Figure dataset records
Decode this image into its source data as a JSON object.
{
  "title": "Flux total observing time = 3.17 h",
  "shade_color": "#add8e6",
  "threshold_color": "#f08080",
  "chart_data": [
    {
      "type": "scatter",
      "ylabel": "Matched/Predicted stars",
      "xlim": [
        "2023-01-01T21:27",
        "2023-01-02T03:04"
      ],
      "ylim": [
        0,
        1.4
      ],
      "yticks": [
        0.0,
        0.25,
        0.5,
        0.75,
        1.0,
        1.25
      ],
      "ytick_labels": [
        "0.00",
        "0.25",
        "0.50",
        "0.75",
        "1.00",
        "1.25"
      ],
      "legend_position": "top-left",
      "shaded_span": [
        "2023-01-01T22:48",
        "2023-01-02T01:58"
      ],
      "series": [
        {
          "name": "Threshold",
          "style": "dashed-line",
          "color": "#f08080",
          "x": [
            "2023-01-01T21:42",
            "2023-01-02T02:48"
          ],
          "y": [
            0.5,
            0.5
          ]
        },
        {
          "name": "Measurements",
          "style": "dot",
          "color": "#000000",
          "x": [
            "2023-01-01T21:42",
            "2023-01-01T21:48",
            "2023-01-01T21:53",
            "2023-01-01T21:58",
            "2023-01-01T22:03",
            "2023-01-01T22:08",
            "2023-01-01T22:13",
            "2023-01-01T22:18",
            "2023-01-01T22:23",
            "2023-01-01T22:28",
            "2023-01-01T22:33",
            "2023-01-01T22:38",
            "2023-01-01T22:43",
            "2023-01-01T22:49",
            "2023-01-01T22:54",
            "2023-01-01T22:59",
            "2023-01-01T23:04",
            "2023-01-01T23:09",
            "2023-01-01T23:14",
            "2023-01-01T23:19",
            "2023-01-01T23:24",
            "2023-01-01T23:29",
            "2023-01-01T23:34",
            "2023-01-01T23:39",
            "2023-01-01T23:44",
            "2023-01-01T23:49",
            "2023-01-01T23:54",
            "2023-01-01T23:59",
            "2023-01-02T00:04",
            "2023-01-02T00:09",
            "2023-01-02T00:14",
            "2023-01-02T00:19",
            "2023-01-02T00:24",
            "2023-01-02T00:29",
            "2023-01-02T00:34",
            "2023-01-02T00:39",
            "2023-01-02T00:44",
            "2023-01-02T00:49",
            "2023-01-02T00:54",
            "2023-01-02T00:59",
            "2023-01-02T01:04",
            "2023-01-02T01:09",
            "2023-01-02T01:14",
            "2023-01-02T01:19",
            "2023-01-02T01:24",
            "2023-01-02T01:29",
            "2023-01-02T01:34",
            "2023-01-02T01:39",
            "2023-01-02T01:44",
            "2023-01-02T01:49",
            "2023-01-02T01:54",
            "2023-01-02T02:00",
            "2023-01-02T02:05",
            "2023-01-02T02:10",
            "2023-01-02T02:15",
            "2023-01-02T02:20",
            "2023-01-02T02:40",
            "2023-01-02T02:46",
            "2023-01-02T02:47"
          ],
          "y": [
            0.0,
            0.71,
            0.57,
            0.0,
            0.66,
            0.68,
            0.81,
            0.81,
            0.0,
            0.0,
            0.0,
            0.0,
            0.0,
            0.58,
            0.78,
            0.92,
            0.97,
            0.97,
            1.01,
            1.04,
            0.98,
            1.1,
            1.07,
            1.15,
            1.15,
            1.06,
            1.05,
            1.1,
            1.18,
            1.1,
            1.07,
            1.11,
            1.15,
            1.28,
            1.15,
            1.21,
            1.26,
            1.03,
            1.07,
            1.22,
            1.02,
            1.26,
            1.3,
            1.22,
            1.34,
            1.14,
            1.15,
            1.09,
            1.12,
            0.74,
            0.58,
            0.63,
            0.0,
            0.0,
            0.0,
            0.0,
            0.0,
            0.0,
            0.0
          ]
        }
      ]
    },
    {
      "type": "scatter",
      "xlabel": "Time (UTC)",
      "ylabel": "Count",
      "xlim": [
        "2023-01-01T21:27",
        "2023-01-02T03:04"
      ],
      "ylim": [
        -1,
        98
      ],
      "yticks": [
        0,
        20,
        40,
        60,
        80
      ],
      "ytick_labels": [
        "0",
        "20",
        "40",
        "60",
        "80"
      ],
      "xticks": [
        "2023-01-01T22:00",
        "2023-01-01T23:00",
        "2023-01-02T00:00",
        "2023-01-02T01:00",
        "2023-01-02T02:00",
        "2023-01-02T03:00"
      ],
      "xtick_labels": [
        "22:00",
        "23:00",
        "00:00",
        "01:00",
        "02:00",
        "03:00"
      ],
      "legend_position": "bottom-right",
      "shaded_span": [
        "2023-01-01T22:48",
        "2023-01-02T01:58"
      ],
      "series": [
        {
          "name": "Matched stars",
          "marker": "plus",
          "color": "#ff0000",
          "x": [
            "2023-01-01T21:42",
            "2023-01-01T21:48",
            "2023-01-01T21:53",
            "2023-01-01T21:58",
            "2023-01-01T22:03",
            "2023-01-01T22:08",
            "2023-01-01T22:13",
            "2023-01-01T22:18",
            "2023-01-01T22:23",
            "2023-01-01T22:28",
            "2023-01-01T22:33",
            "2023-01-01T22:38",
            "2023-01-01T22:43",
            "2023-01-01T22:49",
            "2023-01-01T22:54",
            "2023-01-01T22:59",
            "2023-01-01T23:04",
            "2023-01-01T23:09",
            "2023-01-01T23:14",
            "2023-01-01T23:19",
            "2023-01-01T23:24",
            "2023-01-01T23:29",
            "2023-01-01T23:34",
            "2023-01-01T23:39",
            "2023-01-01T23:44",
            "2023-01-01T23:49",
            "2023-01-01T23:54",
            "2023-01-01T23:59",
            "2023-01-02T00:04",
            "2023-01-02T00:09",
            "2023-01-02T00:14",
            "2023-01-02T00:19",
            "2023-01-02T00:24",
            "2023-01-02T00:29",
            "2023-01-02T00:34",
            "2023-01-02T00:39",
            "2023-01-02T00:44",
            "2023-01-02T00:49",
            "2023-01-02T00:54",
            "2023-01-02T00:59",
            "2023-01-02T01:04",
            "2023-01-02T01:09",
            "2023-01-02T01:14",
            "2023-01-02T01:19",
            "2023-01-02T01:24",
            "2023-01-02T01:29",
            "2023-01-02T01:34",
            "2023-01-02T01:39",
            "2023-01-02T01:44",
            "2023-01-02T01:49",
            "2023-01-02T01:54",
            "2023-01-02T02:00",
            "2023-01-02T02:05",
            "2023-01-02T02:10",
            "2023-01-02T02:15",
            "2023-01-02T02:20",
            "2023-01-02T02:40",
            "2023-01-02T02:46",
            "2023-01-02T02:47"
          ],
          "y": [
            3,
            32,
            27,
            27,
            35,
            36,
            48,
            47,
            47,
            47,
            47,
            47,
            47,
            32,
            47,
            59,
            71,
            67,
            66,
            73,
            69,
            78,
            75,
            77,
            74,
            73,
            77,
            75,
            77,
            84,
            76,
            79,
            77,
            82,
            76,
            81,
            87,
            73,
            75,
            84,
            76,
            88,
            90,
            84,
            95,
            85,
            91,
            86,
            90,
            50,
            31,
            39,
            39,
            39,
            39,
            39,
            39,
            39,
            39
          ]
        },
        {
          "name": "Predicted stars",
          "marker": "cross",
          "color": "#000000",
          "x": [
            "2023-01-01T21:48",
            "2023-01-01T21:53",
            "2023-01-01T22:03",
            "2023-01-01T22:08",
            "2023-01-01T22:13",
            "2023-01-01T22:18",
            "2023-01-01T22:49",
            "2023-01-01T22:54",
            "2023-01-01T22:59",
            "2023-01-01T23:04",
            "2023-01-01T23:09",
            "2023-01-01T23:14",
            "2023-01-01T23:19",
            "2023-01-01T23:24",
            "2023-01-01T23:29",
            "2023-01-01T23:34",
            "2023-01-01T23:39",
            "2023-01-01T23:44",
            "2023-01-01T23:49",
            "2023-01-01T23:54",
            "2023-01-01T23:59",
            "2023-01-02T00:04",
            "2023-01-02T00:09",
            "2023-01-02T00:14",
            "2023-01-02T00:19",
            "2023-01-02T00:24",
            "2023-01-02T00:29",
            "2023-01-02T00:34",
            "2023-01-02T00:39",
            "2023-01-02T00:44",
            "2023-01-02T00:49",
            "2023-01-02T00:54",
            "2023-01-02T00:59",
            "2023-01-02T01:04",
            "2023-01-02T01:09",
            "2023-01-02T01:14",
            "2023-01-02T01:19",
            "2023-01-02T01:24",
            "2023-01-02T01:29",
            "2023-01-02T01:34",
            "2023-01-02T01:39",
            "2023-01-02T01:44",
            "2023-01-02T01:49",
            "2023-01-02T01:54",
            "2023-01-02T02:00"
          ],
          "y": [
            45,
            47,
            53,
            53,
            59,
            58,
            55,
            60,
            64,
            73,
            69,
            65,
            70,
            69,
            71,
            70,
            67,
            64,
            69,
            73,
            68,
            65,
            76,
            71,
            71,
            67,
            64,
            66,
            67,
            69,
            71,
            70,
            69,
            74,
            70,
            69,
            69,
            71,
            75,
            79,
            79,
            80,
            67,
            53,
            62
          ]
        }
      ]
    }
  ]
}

PROBLEM REQUIREMENTS
Identify each line holding the string "name", and copy it out.

CORRECT RESPONSE
          "name": "Threshold",
          "name": "Measurements",
          "name": "Matched stars",
          "name": "Predicted stars",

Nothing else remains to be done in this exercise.